▼
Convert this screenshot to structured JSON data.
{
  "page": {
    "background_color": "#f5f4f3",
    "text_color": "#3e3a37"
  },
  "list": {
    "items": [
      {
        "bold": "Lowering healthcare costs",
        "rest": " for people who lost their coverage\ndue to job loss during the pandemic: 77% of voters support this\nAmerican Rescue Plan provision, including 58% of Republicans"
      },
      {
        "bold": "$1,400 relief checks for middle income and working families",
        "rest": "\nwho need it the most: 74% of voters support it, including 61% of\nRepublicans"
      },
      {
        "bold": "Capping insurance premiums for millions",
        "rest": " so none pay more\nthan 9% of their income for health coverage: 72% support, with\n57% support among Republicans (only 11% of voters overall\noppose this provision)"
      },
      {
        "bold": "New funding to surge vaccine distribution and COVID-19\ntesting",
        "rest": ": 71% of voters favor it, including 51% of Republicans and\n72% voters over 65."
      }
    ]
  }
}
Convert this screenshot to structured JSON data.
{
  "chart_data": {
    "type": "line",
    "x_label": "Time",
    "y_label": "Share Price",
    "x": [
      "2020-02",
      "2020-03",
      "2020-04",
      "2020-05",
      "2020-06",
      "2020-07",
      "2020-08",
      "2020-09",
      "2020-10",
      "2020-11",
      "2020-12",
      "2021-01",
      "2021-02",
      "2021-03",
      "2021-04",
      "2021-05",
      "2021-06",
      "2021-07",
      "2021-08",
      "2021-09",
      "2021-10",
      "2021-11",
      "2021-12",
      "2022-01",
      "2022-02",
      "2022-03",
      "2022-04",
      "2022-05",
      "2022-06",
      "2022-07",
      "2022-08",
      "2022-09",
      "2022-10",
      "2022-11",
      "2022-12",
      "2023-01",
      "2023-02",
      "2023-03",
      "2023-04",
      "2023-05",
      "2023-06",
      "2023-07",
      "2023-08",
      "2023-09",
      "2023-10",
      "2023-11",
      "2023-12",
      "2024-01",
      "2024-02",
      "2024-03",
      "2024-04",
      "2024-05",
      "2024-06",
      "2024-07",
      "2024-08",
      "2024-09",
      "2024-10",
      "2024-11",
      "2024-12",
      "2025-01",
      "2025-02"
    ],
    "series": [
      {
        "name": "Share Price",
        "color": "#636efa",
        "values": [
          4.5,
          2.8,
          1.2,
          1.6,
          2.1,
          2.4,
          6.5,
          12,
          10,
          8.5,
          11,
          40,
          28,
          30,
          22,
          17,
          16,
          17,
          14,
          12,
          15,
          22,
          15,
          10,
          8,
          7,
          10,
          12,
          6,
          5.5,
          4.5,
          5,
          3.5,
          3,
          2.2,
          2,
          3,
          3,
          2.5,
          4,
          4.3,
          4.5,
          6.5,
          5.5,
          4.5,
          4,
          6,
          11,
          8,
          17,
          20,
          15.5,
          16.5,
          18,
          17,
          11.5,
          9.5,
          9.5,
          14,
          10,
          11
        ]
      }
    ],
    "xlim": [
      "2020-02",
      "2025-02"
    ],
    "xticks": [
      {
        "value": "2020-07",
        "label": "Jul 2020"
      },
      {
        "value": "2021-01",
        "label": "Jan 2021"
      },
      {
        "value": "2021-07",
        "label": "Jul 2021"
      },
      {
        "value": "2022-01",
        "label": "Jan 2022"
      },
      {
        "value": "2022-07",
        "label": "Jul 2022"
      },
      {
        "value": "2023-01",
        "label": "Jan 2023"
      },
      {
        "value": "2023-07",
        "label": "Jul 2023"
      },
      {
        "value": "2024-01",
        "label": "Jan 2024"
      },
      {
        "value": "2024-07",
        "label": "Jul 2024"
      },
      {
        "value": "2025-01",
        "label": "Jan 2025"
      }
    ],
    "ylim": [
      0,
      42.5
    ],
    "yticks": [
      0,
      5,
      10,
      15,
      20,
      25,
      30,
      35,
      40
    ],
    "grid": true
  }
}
▲
Task objective: Where a line in the entries holds "Share", copy that line.

Task answer:
    "y_label": "Share Price",
        "name": "Share Price",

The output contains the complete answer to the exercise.